## What the exercise asks
Return the stretch of the listing from its first line through the line containing "label-alanin_muscle: Alanin (810, 680, 851, 697)", both included, copying every line unchanged.

## Input for this task
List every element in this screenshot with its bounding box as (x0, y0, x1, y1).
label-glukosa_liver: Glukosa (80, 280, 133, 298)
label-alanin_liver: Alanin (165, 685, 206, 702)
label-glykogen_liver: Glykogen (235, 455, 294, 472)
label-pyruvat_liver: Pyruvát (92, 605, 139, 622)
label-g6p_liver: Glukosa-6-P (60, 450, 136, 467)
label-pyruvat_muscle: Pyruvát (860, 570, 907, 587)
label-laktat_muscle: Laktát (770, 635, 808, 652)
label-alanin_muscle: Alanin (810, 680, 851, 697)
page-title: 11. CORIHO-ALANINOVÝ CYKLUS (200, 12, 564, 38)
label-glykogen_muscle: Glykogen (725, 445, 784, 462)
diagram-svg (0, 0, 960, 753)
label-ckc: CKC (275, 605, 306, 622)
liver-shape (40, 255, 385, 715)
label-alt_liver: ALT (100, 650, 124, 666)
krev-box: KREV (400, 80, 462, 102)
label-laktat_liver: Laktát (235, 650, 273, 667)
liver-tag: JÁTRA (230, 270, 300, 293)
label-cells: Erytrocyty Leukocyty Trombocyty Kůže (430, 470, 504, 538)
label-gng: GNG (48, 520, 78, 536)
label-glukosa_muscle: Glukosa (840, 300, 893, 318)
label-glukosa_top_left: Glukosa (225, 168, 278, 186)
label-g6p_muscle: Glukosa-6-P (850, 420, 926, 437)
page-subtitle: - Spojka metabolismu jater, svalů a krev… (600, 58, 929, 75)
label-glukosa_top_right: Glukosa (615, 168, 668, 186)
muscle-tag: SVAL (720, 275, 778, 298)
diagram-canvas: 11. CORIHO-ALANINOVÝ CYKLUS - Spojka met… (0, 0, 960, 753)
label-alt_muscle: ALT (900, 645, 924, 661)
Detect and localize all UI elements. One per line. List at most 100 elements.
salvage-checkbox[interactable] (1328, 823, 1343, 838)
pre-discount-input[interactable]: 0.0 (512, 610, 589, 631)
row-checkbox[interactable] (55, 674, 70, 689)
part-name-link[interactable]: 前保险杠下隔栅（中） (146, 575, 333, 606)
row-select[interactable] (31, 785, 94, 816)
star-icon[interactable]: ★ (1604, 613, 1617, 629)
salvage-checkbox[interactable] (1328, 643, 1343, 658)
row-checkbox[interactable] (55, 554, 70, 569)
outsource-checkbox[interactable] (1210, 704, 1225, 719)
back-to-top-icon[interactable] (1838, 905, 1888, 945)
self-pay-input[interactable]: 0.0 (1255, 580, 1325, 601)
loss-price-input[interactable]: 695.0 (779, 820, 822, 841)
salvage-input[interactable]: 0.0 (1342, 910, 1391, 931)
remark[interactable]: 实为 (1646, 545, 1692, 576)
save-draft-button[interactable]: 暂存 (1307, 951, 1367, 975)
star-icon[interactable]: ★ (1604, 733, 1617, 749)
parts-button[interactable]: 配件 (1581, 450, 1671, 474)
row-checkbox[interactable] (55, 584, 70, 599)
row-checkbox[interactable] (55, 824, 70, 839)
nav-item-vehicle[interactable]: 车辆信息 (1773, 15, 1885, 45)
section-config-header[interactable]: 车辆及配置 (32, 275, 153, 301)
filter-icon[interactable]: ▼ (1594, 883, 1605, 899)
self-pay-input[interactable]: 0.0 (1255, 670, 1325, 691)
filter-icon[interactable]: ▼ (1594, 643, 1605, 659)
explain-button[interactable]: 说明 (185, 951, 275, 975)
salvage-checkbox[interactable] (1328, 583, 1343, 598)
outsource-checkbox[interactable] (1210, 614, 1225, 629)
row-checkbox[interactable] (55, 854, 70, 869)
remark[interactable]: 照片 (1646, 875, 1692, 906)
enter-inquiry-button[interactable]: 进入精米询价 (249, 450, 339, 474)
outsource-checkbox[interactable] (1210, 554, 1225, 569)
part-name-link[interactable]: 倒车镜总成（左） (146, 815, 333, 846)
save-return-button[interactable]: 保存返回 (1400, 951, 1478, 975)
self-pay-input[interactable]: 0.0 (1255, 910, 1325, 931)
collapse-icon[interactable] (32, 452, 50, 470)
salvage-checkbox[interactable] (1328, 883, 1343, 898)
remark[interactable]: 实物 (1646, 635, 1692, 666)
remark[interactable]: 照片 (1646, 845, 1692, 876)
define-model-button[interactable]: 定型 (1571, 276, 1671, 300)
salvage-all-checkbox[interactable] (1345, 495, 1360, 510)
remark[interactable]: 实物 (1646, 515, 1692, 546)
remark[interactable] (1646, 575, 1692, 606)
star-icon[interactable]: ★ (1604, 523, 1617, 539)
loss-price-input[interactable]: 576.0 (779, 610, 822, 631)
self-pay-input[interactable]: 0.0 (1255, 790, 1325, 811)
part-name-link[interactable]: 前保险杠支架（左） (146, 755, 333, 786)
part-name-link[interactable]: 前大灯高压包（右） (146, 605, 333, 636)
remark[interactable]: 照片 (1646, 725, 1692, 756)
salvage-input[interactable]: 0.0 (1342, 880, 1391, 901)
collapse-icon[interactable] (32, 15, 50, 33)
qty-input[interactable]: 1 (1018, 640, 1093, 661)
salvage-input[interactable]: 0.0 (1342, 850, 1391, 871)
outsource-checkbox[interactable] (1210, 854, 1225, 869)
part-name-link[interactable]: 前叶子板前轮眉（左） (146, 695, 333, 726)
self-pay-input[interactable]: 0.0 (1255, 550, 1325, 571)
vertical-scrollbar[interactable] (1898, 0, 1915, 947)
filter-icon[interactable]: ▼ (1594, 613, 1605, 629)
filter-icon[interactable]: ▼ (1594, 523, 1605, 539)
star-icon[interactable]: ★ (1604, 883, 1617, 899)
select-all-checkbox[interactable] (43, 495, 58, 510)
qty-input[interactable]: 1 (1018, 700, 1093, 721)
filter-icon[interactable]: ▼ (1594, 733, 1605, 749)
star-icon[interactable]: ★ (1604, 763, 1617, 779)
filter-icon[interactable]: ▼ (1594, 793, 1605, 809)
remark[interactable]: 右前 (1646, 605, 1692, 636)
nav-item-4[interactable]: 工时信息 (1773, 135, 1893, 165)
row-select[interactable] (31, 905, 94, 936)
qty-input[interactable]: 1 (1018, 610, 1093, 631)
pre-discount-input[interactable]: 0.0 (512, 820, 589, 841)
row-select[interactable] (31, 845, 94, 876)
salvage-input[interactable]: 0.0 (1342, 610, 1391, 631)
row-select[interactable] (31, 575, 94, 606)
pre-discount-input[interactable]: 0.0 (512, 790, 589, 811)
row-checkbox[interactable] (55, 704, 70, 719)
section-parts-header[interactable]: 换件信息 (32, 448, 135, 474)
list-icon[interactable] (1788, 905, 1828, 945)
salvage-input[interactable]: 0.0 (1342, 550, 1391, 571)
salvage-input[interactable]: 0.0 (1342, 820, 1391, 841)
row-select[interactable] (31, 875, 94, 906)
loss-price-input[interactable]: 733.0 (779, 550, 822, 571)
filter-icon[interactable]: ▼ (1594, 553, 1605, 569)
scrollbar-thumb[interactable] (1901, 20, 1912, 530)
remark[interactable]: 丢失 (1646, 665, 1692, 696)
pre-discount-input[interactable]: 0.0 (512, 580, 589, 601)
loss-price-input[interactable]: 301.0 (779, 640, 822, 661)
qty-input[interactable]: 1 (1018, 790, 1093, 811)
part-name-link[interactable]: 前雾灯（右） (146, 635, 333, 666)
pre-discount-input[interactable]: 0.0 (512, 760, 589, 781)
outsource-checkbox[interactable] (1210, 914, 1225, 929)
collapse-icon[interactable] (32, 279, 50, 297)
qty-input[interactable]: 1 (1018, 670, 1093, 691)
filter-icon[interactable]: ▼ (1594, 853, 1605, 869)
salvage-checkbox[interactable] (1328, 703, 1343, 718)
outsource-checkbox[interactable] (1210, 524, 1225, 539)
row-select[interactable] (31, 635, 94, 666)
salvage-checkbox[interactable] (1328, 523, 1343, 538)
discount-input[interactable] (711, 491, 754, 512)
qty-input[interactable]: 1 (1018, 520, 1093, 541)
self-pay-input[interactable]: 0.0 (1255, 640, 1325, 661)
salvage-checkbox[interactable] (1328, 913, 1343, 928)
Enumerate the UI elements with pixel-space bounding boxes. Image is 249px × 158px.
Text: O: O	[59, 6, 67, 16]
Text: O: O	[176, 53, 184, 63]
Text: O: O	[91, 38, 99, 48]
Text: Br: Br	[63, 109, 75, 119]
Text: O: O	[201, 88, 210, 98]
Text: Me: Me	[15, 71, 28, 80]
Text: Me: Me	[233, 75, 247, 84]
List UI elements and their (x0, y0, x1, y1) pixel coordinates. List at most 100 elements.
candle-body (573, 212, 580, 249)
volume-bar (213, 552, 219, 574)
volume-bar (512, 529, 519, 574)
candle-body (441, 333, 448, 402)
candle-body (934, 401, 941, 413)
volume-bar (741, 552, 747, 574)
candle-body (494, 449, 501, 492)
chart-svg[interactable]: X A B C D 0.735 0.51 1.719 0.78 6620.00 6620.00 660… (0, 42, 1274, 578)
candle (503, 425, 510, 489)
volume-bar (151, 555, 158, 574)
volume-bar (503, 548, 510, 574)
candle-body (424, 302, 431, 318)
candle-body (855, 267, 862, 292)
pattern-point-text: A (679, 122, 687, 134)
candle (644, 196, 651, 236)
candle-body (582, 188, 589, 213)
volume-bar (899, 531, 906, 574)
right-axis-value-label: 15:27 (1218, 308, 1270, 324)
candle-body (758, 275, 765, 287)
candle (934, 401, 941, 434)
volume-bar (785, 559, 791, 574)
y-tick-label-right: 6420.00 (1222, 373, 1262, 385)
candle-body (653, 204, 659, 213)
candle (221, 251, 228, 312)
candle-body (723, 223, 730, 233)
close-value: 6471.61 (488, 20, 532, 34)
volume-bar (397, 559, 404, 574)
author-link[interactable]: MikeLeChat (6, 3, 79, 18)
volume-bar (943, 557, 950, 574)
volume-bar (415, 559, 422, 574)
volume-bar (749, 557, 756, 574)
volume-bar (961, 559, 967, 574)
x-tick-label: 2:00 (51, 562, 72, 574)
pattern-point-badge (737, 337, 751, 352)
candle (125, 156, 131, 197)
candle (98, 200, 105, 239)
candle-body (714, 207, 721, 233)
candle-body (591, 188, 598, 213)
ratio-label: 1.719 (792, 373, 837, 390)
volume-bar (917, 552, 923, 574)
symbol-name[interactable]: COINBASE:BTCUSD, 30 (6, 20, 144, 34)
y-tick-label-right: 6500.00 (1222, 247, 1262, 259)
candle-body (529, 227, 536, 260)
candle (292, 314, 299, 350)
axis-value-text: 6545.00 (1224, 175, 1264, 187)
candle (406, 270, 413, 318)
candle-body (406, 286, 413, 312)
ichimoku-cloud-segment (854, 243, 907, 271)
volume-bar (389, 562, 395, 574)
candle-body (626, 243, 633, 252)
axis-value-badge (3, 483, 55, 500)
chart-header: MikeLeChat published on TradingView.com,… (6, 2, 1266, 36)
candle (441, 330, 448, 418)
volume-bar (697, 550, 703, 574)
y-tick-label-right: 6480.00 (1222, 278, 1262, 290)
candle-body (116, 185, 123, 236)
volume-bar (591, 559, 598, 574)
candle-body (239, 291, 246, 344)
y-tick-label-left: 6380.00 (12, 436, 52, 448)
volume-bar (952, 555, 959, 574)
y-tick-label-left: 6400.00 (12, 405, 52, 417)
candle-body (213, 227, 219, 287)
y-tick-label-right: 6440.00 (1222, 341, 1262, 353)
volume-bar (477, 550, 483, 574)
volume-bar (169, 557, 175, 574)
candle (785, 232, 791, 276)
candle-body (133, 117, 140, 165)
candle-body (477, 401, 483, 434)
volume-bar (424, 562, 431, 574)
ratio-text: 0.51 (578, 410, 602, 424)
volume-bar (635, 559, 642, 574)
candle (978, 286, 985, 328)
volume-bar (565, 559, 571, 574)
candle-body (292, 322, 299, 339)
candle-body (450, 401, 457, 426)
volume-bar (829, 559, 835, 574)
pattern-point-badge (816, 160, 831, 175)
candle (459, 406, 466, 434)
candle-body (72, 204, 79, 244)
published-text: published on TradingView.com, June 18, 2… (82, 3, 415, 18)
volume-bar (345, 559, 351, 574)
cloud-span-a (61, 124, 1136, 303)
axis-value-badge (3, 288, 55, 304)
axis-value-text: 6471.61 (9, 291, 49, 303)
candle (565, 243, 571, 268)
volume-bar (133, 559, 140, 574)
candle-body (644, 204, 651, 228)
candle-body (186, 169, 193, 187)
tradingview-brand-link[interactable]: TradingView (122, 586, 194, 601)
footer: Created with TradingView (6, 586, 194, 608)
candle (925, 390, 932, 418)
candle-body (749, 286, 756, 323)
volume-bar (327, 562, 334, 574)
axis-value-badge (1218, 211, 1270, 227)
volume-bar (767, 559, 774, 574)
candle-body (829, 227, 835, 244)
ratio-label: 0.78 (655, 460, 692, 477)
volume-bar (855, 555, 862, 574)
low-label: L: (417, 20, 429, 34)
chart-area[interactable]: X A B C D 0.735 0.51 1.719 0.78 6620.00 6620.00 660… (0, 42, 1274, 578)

## The response
List every element in this screenshot with its bounding box as (x0, y0, x1, y1).
label-glukosa_liver: Glukosa (80, 280, 133, 298)
label-alanin_liver: Alanin (165, 685, 206, 702)
label-glykogen_liver: Glykogen (235, 455, 294, 472)
label-pyruvat_liver: Pyruvát (92, 605, 139, 622)
label-g6p_liver: Glukosa-6-P (60, 450, 136, 467)
label-pyruvat_muscle: Pyruvát (860, 570, 907, 587)
label-laktat_muscle: Laktát (770, 635, 808, 652)
label-alanin_muscle: Alanin (810, 680, 851, 697)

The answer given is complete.